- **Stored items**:
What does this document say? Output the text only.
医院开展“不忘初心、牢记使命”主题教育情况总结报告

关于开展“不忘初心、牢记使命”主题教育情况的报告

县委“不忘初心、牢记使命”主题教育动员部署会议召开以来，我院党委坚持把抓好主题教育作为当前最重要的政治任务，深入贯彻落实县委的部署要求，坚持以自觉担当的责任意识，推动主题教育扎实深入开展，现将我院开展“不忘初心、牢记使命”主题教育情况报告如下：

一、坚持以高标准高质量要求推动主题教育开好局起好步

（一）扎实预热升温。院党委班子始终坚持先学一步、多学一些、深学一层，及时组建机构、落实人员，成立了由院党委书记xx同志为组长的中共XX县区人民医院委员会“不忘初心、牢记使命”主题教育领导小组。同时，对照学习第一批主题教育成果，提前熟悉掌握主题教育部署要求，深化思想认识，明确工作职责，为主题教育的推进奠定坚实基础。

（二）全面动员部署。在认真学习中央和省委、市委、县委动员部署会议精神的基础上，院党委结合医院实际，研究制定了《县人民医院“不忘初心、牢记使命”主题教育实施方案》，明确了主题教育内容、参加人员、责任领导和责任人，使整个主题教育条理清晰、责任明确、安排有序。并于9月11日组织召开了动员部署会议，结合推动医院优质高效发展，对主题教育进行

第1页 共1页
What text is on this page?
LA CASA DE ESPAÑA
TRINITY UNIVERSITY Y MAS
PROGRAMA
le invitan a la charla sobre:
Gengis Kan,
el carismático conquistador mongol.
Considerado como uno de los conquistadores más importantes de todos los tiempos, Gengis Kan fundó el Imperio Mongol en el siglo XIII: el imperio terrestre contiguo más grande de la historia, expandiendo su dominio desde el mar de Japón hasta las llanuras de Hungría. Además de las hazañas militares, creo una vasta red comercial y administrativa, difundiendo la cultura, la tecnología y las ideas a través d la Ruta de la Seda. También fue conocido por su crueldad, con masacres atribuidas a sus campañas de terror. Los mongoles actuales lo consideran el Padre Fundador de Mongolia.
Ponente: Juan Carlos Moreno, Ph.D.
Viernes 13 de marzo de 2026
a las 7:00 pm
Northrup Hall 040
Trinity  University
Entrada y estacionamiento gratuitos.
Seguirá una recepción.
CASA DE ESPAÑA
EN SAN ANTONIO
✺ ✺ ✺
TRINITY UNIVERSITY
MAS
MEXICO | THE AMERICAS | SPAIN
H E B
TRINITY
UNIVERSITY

- **Prompt**: Every line in the data that holds "Gengis" should be copied out.

- **Task answer**:
Gengis Kan,
Considerado como uno de los conquistadores más importantes de todos los tiempos, Gengis Kan fundó el Imperio Mongol en el siglo XIII: el imperio terrestre contiguo más grande de la historia, expandiendo su dominio desde el mar de Japón hasta las llanuras de Hungría. Además de las hazañas militares, creo una vasta red comercial y administrativa, difundiendo la cultura, la tecnología y las ideas a través d la Ruta de la Seda. También fue conocido por su crueldad, con masacres atribuidas a sus campañas de terror. Los mongoles actuales lo consideran el Padre Fundador de Mongolia.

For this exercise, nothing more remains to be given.